### [STATED PROBLEM]
Return all of the entries word for word, but omit the pictures they contain.
-- Begin --
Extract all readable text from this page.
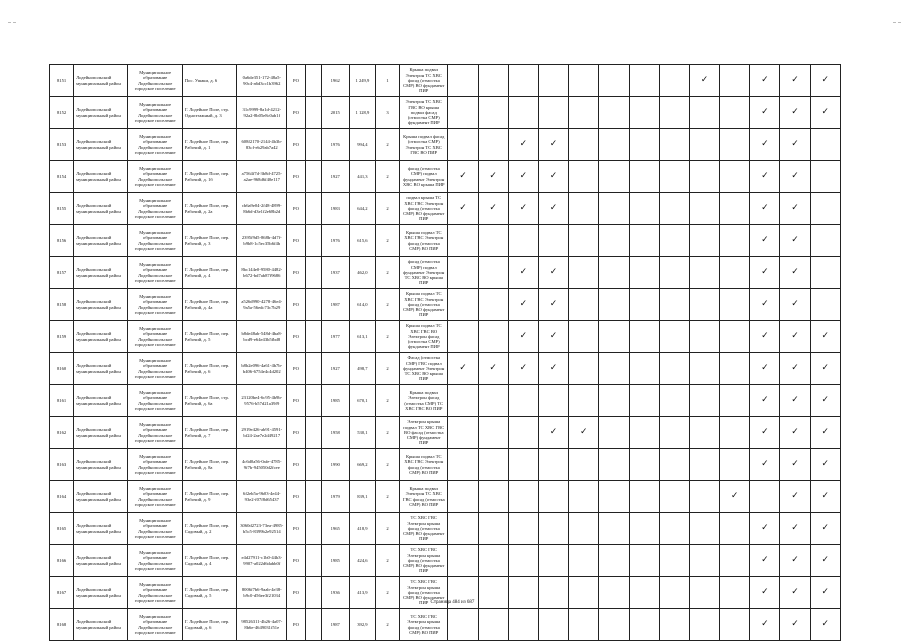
8151	Лодейнопольский муниципальный район	Муниципальное образование Лодейнопольское городское поселение	Пос. Ушаки, д. 6	0a6de351-172-48a5-90c4-a6d3cc1b3962	РО		1962	1 249,9	1	Крыша подвал Электрон ТС ХВС фасад (отмостка СМР) ВО фундамент ПИР									✓		✓	✓	✓
8152	Лодейнопольский муниципальный район	Муниципальное образование Лодейнопольское городское поселение	Г. Лодейное Поле, стр. Одноэтажный, д. 3	31c9999-8a1d-4212-92a2-8b05e8c0ab1f	РО		2015	1 128,9	3	Электрон ТС ХВС ГВС ВО крыша подвал фасад (отмостка СМР) фундамент ПИР											✓	✓	✓
8153	Лодейнопольский муниципальный район	Муниципальное образование Лодейнопольское городское поселение	Г. Лодейное Поле, пер. Рабочий, д. 1	608f2170-2144-4b3b-83cf-eb29ab7a42	РО		1976	994,4	2	Крыша подвал фасад (отмостка СМР) Электрон ТС ХВС ГВС ВО ПИР			✓	✓							✓	✓	
8154	Лодейнопольский муниципальный район	Муниципальное образование Лодейнопольское городское поселение	Г. Лодейное Поле, пер. Рабочий, д. 1б	a7564f7d-3b8d-4725-a2ae-968d6f40e117	РО		1927	441,3	2	фасад (отмостка СМР) подвал фундамент Электрон ХВС ВО крыша ПИР	✓	✓	✓	✓							✓	✓	
8155	Лодейнопольский муниципальный район	Муниципальное образование Лодейнопольское городское поселение	Г. Лодейное Поле, пер. Рабочий, д. 2а	cb6a9e04-2f48-4899-8b6d-d3e1f2e68b2d	РО		1983	644,2	2	подвал крыша ТС ХВС ГВС Электрон фасад (отмостка СМР) ВО фундамент ПИР	✓	✓	✓	✓							✓	✓	
8156	Лодейнопольский муниципальный район	Муниципальное образование Лодейнопольское городское поселение	Г. Лодейное Поле, пер. Рабочий, д. 3	2395f9d5-868b-4d7f-b9b8-1c5ec35b6f4b	РО		1976	615,6	2	Крыша подвал ТС ХВС ГВС Электрон фасад (отмостка СМР) ВО ПИР											✓	✓	
8157	Лодейнопольский муниципальный район	Муниципальное образование Лодейнопольское городское поселение	Г. Лодейное Поле, пер. Рабочий, д. 4	8bc144e0-9580-4482-b672-bd7ab87f9686	РО		1937	462,0	2	фасад (отмостка СМР) подвал фундамент Электрон ТС ХВС ВО крыша ПИР			✓	✓							✓	✓	
8158	Лодейнопольский муниципальный район	Муниципальное образование Лодейнопольское городское поселение	Г. Лодейное Поле, пер. Рабочий, д. 4а	a526d990-4278-46e4-9a5a-56edc73c7b29	РО		1987	614,0	2	Крыша подвал ТС ХВС ГВС Электрон фасад (отмостка СМР) ВО фундамент ПИР			✓	✓							✓	✓	
8159	Лодейнопольский муниципальный район	Муниципальное образование Лодейнопольское городское поселение	Г. Лодейное Поле, пер. Рабочий, д. 5	b8de48ab-548d-4ba8-bcd9-e64e43b5fbd8	РО		1977	613,1	2	Крыша подвал ТС ХВС ГВС ВО Электрон фасад (отмостка СМР) фундамент ПИР			✓	✓							✓	✓	✓
8160	Лодейнопольский муниципальный район	Муниципальное образование Лодейнопольское городское поселение	Г. Лодейное Поле, пер. Рабочий, д. 6	b8b2e096-4a61-4b7b-b406-6754e4c4d202	РО		1927	498,7	2	Фасад (отмостка СМР) ГВС подвал фундамент Электрон ТС ХВС ВО крыша ПИР	✓	✓	✓	✓							✓	✓	✓
8161	Лодейнопольский муниципальный район	Муниципальное образование Лодейнопольское городское поселение	Г. Лодейное Поле, стр. Рабочий, д. 6а	23120be4-6c95-4b9b-9576-b57d21a39f9	РО		1985	670,1	2	Крыша подвал Электрон фасад (отмостка СМР) ТС ХВС ГВС ВО ПИР											✓	✓	✓
8162	Лодейнопольский муниципальный район	Муниципальное образование Лодейнопольское городское поселение	Г. Лодейное Поле, пер. Рабочий, д. 7	2919e426-ab91-4591-bf24-2ae7e2d49217	РО		1958	530,1	2	Электрон крыша подвал ТС ХВС ГВС ВО фасад (отмостка СМР) фундамент ПИР				✓	✓						✓	✓	✓
8163	Лодейнопольский муниципальный район	Муниципальное образование Лодейнопольское городское поселение	Г. Лодейное Поле, пер. Рабочий, д. 8а	4c6d0a56-0afe-4785-9f7b-945050d2fcee	РО		1990	669,2	2	Крыша подвал ТС ХВС ГВС Электрон фасад (отмостка СМР) ВО ПИР											✓	✓	✓
8164	Лодейнопольский муниципальный район	Муниципальное образование Лодейнопольское городское поселение	Г. Лодейное Поле, пер. Рабочий, д. 9	6f2eb5a-9b03-4e44-93e2-f07f8d65437	РО		1979	839,1	2	Крыша подвал Электрон ТС ХВС ГВС фасад (отмостка СМР) ВО ПИР										✓		✓	✓
8165	Лодейнопольский муниципальный район	Муниципальное образование Лодейнопольское городское поселение	Г. Лодейное Поле, пер. Садовый, д. 2	3060d2723-73ea-4985-b5c5-8399b2e92514	РО		1965	418,9	2	ТС ХВС ГВС Электрон крыша фасад (отмостка СМР) ВО фундамент ПИР											✓	✓	✓
8166	Лодейнопольский муниципальный район	Муниципальное образование Лодейнопольское городское поселение	Г. Лодейное Поле, пер. Садовый, д. 4	e4d27911-c1b0-44b3-9907-a022d6dabb0f	РО		1985	424,6	2	ТС ХВС ГВС Электрон крыша фасад (отмостка СМР) ВО фундамент ПИР											✓	✓	✓
8167	Лодейнопольский муниципальный район	Муниципальное образование Лодейнопольское городское поселение	Г. Лодейное Поле, пер. Садовый, д. 5	8006f7b6-9aab-4e38-b9c0-d56ee3f21034	РО		1936	413,9	2	ТС ХВС ГВС Электрон крыша фасад (отмостка СМР) ВО фундамент ПИР											✓	✓	✓
8168	Лодейнопольский муниципальный район	Муниципальное образование Лодейнопольское городское поселение	Г. Лодейное Поле, пер. Садовый, д. 6	98526311-4b26-4a07-8b6e-4649031f51e	РО		1987	392,9	2	ТС ХВС ГВС Электрон крыша фасад (отмостка СМР) ВО ПИР											✓	✓	✓
Страница 484 из 687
-- End --
### [TASK RESPONSE]
Extract all readable text from this page.
8151	Лодейнопольский муниципальный район	Муниципальное образование Лодейнопольское городское поселение	Пос. Ушаки, д. 6	0a6de351-172-48a5-90c4-a6d3cc1b3962	РО		1962	1 249,9	1	Крыша подвал Электрон ТС ХВС фасад (отмостка СМР) ВО фундамент ПИР									✓		✓	✓	✓
8152	Лодейнопольский муниципальный район	Муниципальное образование Лодейнопольское городское поселение	Г. Лодейное Поле, стр. Одноэтажный, д. 3	31c9999-8a1d-4212-92a2-8b05e8c0ab1f	РО		2015	1 128,9	3	Электрон ТС ХВС ГВС ВО крыша подвал фасад (отмостка СМР) фундамент ПИР											✓	✓	✓
8153	Лодейнопольский муниципальный район	Муниципальное образование Лодейнопольское городское поселение	Г. Лодейное Поле, пер. Рабочий, д. 1	608f2170-2144-4b3b-83cf-eb29ab7a42	РО		1976	994,4	2	Крыша подвал фасад (отмостка СМР) Электрон ТС ХВС ГВС ВО ПИР			✓	✓							✓	✓	
8154	Лодейнопольский муниципальный район	Муниципальное образование Лодейнопольское городское поселение	Г. Лодейное Поле, пер. Рабочий, д. 1б	a7564f7d-3b8d-4725-a2ae-968d6f40e117	РО		1927	441,3	2	фасад (отмостка СМР) подвал фундамент Электрон ХВС ВО крыша ПИР	✓	✓	✓	✓							✓	✓	
8155	Лодейнопольский муниципальный район	Муниципальное образование Лодейнопольское городское поселение	Г. Лодейное Поле, пер. Рабочий, д. 2а	cb6a9e04-2f48-4899-8b6d-d3e1f2e68b2d	РО		1983	644,2	2	подвал крыша ТС ХВС ГВС Электрон фасад (отмостка СМР) ВО фундамент ПИР	✓	✓	✓	✓							✓	✓	
8156	Лодейнопольский муниципальный район	Муниципальное образование Лодейнопольское городское поселение	Г. Лодейное Поле, пер. Рабочий, д. 3	2395f9d5-868b-4d7f-b9b8-1c5ec35b6f4b	РО		1976	615,6	2	Крыша подвал ТС ХВС ГВС Электрон фасад (отмостка СМР) ВО ПИР											✓	✓	
8157	Лодейнопольский муниципальный район	Муниципальное образование Лодейнопольское городское поселение	Г. Лодейное Поле, пер. Рабочий, д. 4	8bc144e0-9580-4482-b672-bd7ab87f9686	РО		1937	462,0	2	фасад (отмостка СМР) подвал фундамент Электрон ТС ХВС ВО крыша ПИР			✓	✓							✓	✓	
8158	Лодейнопольский муниципальный район	Муниципальное образование Лодейнопольское городское поселение	Г. Лодейное Поле, пер. Рабочий, д. 4а	a526d990-4278-46e4-9a5a-56edc73c7b29	РО		1987	614,0	2	Крыша подвал ТС ХВС ГВС Электрон фасад (отмостка СМР) ВО фундамент ПИР			✓	✓							✓	✓	
8159	Лодейнопольский муниципальный район	Муниципальное образование Лодейнопольское городское поселение	Г. Лодейное Поле, пер. Рабочий, д. 5	b8de48ab-548d-4ba8-bcd9-e64e43b5fbd8	РО		1977	613,1	2	Крыша подвал ТС ХВС ГВС ВО Электрон фасад (отмостка СМР) фундамент ПИР			✓	✓							✓	✓	✓
8160	Лодейнопольский муниципальный район	Муниципальное образование Лодейнопольское городское поселение	Г. Лодейное Поле, пер. Рабочий, д. 6	b8b2e096-4a61-4b7b-b406-6754e4c4d202	РО		1927	498,7	2	Фасад (отмостка СМР) ГВС подвал фундамент Электрон ТС ХВС ВО крыша ПИР	✓	✓	✓	✓							✓	✓	✓
8161	Лодейнопольский муниципальный район	Муниципальное образование Лодейнопольское городское поселение	Г. Лодейное Поле, стр. Рабочий, д. 6а	23120be4-6c95-4b9b-9576-b57d21a39f9	РО		1985	670,1	2	Крыша подвал Электрон фасад (отмостка СМР) ТС ХВС ГВС ВО ПИР											✓	✓	✓
8162	Лодейнопольский муниципальный район	Муниципальное образование Лодейнопольское городское поселение	Г. Лодейное Поле, пер. Рабочий, д. 7	2919e426-ab91-4591-bf24-2ae7e2d49217	РО		1958	530,1	2	Электрон крыша подвал ТС ХВС ГВС ВО фасад (отмостка СМР) фундамент ПИР				✓	✓						✓	✓	✓
8163	Лодейнопольский муниципальный район	Муниципальное образование Лодейнопольское городское поселение	Г. Лодейное Поле, пер. Рабочий, д. 8а	4c6d0a56-0afe-4785-9f7b-945050d2fcee	РО		1990	669,2	2	Крыша подвал ТС ХВС ГВС Электрон фасад (отмостка СМР) ВО ПИР											✓	✓	✓
8164	Лодейнопольский муниципальный район	Муниципальное образование Лодейнопольское городское поселение	Г. Лодейное Поле, пер. Рабочий, д. 9	6f2eb5a-9b03-4e44-93e2-f07f8d65437	РО		1979	839,1	2	Крыша подвал Электрон ТС ХВС ГВС фасад (отмостка СМР) ВО ПИР										✓		✓	✓
8165	Лодейнопольский муниципальный район	Муниципальное образование Лодейнопольское городское поселение	Г. Лодейное Поле, пер. Садовый, д. 2	3060d2723-73ea-4985-b5c5-8399b2e92514	РО		1965	418,9	2	ТС ХВС ГВС Электрон крыша фасад (отмостка СМР) ВО фундамент ПИР											✓	✓	✓
8166	Лодейнопольский муниципальный район	Муниципальное образование Лодейнопольское городское поселение	Г. Лодейное Поле, пер. Садовый, д. 4	e4d27911-c1b0-44b3-9907-a022d6dabb0f	РО		1985	424,6	2	ТС ХВС ГВС Электрон крыша фасад (отмостка СМР) ВО фундамент ПИР											✓	✓	✓
8167	Лодейнопольский муниципальный район	Муниципальное образование Лодейнопольское городское поселение	Г. Лодейное Поле, пер. Садовый, д. 5	8006f7b6-9aab-4e38-b9c0-d56ee3f21034	РО		1936	413,9	2	ТС ХВС ГВС Электрон крыша фасад (отмостка СМР) ВО фундамент ПИР											✓	✓	✓
8168	Лодейнопольский муниципальный район	Муниципальное образование Лодейнопольское городское поселение	Г. Лодейное Поле, пер. Садовый, д. 6	98526311-4b26-4a07-8b6e-4649031f51e	РО		1987	392,9	2	ТС ХВС ГВС Электрон крыша фасад (отмостка СМР) ВО ПИР											✓	✓	✓
Страница 484 из 687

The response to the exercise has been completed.